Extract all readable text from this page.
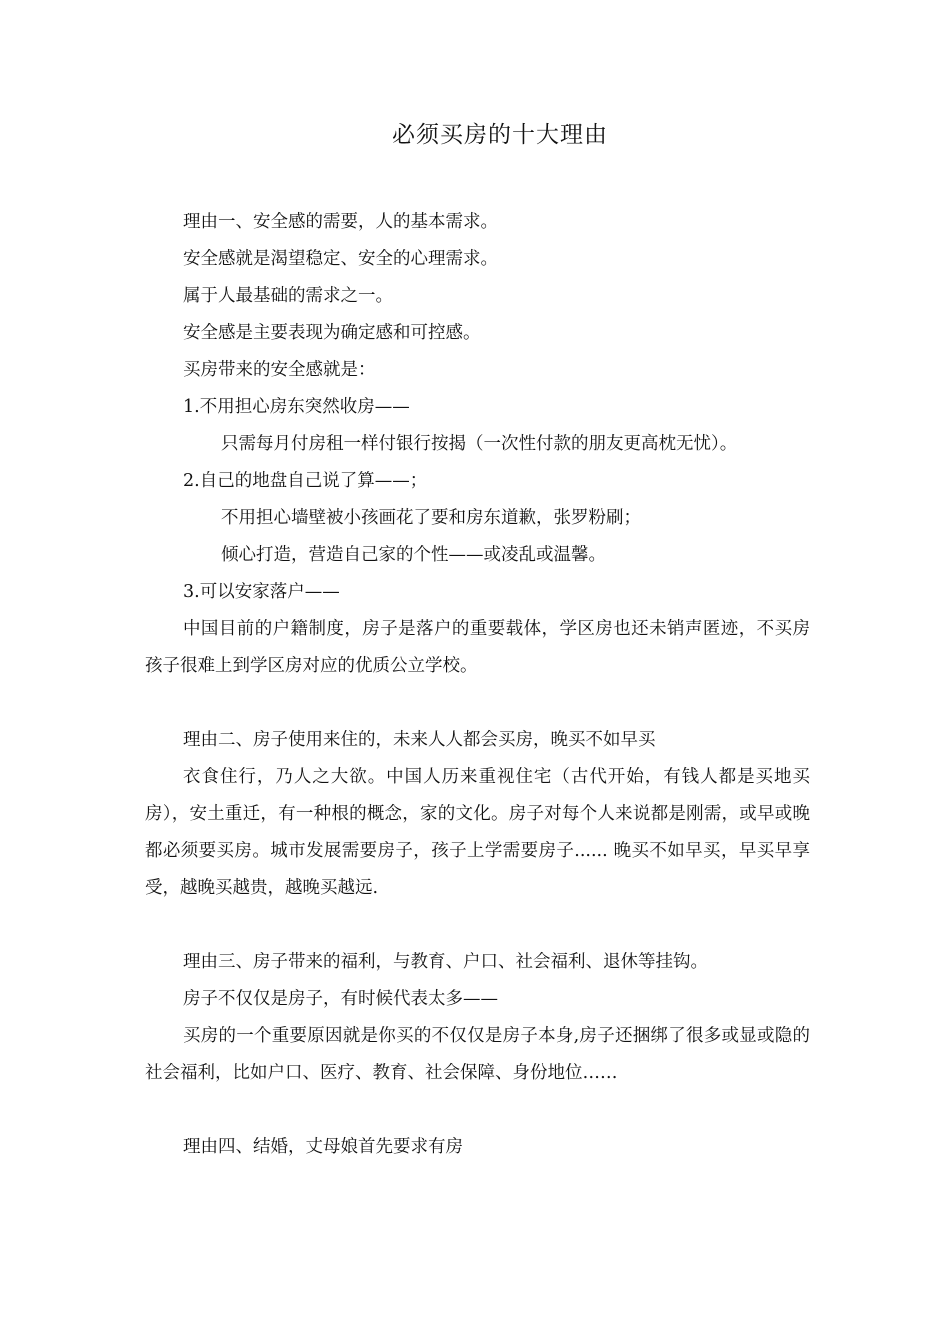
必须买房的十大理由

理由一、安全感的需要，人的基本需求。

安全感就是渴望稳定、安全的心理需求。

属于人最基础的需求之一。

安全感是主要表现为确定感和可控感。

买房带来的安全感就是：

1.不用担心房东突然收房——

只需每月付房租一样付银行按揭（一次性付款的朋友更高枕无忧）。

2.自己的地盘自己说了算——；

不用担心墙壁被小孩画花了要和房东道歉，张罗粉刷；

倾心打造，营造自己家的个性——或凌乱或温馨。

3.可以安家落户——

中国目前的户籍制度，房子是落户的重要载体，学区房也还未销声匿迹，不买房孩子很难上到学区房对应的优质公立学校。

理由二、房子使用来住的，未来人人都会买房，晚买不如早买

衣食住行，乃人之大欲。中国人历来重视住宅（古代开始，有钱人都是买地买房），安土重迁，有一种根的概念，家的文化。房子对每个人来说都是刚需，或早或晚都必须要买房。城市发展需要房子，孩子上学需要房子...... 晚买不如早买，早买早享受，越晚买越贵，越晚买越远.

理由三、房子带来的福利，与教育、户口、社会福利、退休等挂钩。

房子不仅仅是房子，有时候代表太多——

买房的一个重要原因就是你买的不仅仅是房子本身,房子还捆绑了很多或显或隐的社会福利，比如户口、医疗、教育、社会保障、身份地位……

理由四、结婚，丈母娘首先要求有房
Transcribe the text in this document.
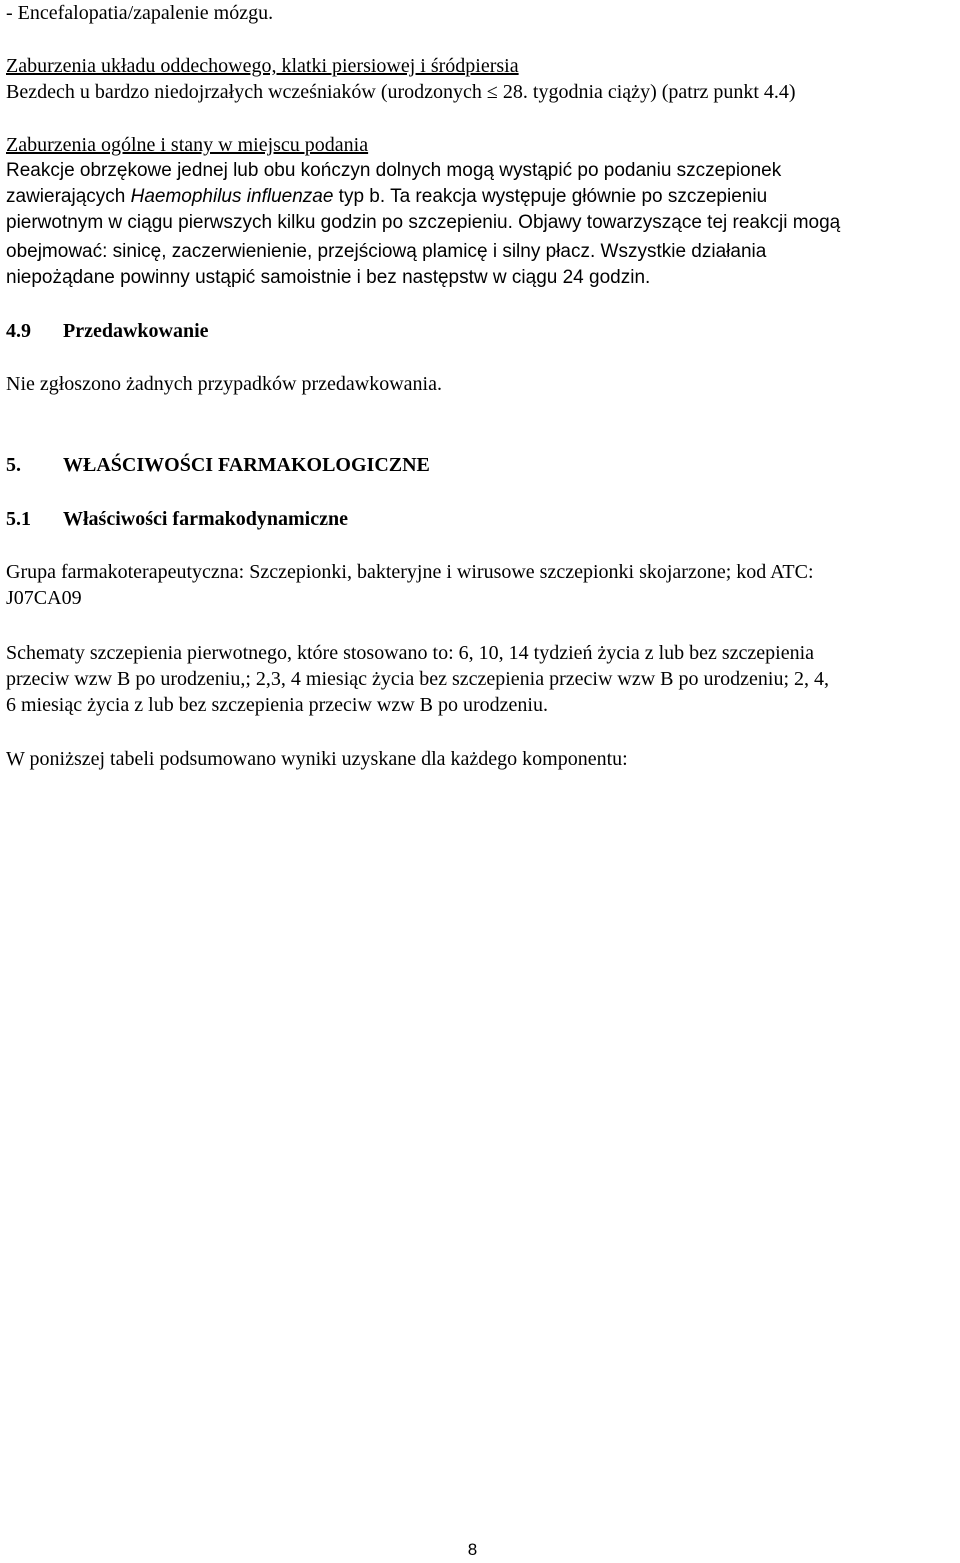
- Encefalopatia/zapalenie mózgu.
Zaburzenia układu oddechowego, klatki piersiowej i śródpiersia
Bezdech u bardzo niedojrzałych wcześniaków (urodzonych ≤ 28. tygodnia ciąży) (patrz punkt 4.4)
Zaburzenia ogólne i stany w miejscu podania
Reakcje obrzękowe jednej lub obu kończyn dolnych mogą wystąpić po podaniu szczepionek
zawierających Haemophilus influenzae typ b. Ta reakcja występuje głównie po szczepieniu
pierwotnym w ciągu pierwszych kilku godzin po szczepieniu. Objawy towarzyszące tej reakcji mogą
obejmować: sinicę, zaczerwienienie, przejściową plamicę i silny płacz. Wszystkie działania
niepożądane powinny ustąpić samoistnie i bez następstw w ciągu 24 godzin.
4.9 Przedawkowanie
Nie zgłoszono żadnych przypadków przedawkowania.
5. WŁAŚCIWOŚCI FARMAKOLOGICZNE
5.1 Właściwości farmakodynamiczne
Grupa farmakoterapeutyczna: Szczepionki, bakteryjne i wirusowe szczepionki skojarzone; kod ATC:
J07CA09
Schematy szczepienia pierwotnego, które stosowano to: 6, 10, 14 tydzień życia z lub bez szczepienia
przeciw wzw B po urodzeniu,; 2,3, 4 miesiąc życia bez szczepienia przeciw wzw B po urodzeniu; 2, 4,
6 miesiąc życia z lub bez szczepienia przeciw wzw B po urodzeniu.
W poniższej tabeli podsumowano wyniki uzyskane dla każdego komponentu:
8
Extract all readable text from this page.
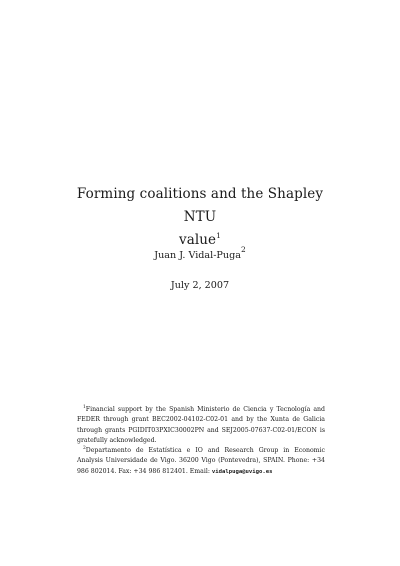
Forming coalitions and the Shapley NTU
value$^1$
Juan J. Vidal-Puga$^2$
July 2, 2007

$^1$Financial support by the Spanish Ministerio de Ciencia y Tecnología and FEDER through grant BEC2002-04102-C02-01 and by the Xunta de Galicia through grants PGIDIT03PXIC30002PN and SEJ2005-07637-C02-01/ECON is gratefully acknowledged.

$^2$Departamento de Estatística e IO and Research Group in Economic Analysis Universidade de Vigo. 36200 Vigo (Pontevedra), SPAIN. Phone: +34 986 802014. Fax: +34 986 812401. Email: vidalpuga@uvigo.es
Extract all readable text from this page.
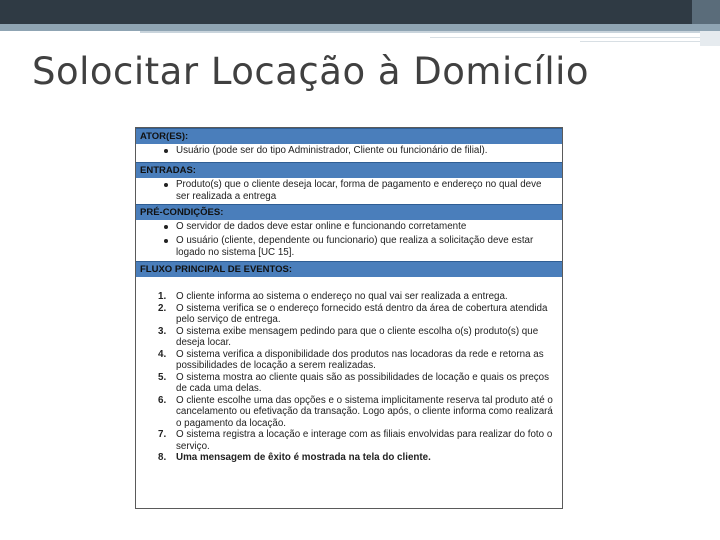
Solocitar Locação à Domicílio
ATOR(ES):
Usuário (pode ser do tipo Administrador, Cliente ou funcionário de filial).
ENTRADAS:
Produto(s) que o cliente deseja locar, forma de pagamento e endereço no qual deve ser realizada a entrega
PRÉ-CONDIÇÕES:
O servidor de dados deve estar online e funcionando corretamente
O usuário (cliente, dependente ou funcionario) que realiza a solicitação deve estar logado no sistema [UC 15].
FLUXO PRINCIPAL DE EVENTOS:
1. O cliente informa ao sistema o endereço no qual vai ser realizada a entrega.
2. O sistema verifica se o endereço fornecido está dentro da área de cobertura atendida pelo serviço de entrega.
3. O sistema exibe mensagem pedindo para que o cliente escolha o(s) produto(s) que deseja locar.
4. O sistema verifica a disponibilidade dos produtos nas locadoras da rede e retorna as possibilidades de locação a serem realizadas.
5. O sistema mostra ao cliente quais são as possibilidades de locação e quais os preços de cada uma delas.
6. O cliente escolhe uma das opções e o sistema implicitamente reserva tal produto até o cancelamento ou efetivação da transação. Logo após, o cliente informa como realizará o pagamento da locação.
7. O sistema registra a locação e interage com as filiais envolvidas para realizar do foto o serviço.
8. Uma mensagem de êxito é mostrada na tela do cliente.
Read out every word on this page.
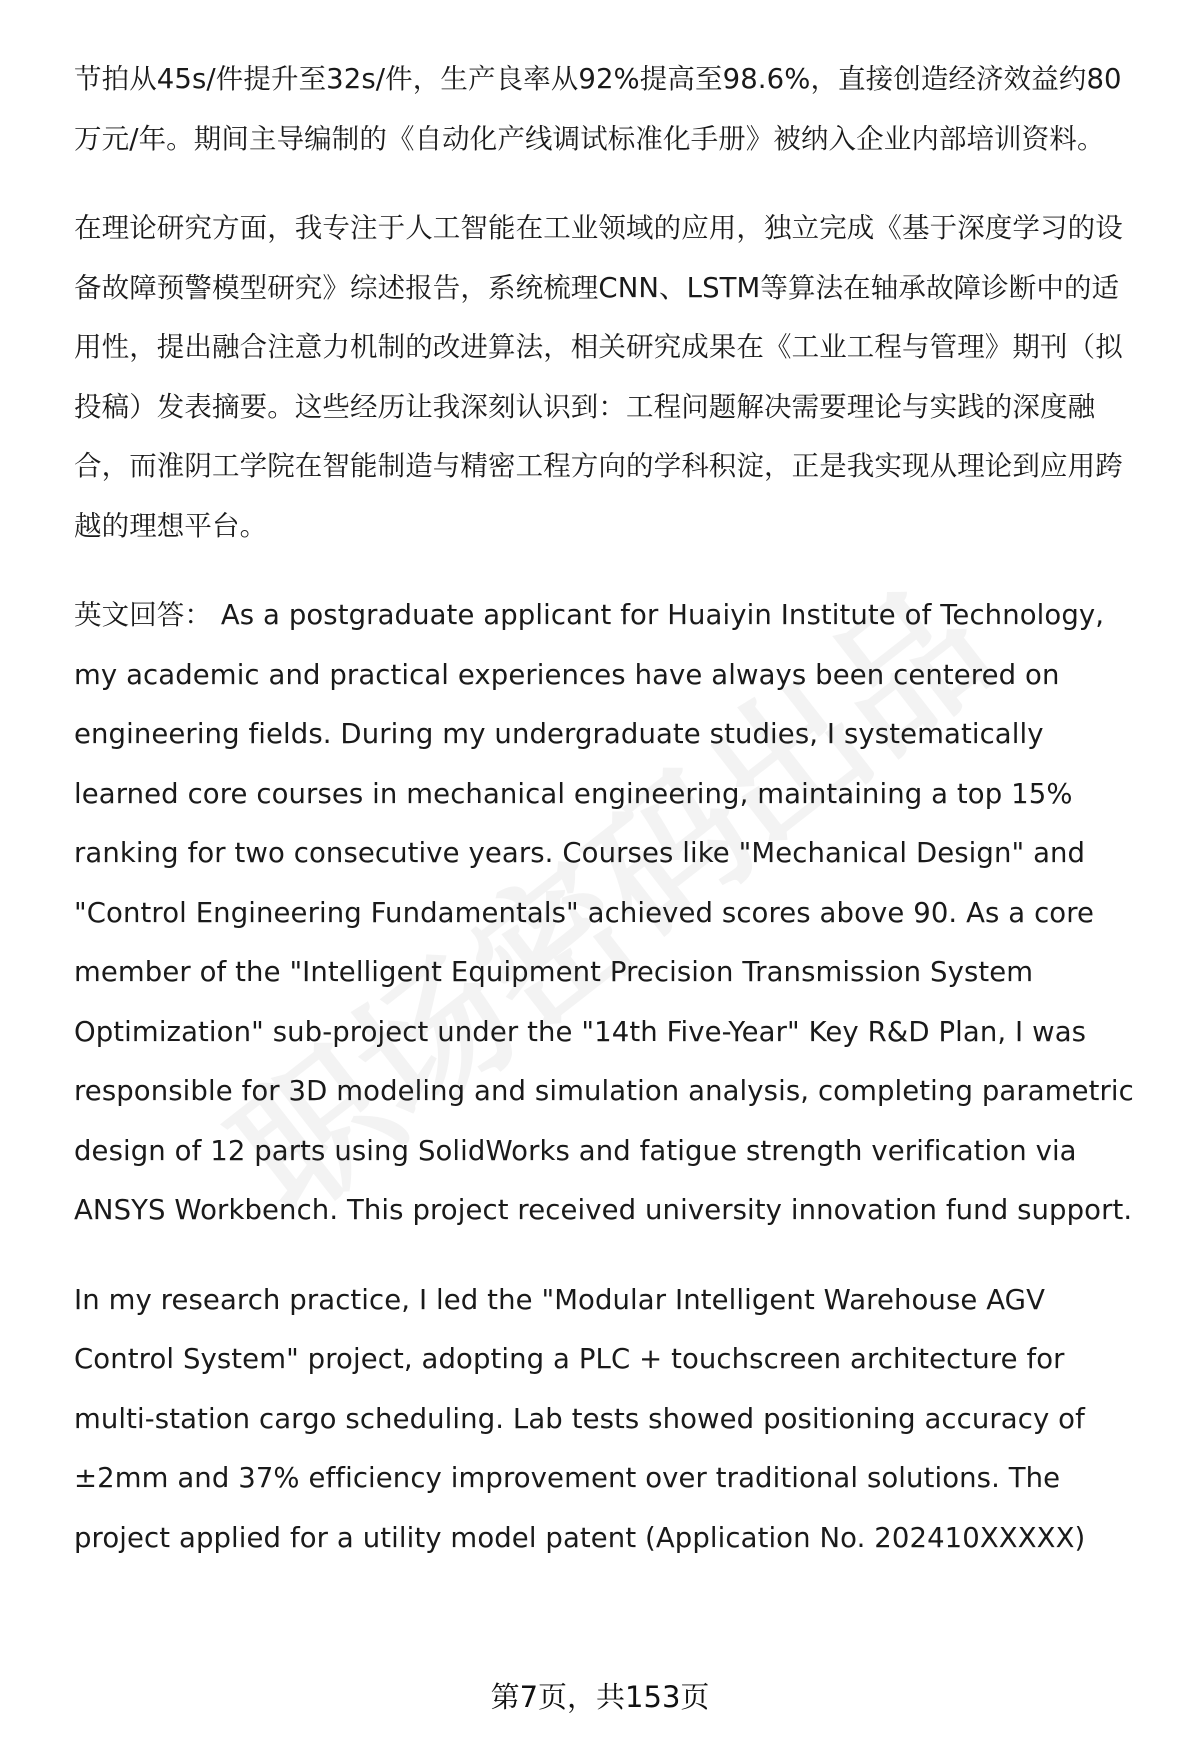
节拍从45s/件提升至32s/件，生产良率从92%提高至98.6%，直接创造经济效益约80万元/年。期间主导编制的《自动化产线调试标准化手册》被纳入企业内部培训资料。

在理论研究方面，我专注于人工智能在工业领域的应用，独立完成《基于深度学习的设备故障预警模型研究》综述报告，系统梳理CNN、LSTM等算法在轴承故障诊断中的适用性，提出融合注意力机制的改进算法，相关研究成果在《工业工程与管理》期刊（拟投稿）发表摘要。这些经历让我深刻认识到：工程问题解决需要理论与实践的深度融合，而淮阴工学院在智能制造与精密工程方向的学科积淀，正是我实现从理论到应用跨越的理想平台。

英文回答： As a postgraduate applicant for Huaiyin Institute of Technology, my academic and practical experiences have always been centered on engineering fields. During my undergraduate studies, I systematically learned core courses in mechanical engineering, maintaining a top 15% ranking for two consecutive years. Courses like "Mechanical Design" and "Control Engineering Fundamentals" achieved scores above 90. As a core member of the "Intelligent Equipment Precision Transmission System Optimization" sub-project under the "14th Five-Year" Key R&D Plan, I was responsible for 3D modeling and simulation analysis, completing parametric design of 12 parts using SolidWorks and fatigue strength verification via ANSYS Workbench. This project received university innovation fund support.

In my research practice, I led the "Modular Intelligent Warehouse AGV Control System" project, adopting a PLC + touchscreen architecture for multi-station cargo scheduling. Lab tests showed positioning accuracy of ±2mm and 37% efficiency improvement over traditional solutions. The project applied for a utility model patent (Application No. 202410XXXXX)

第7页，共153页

━━━━━━━━━━━━━━━━━━━━━━━━━━━━━━

Select and copy every line of the material that holds the string "Zaburzenia".

Zaburzenia układu oddechowego, klatki piersiowej i śródpiersia
Zaburzenia ogólne i stany w miejscu podania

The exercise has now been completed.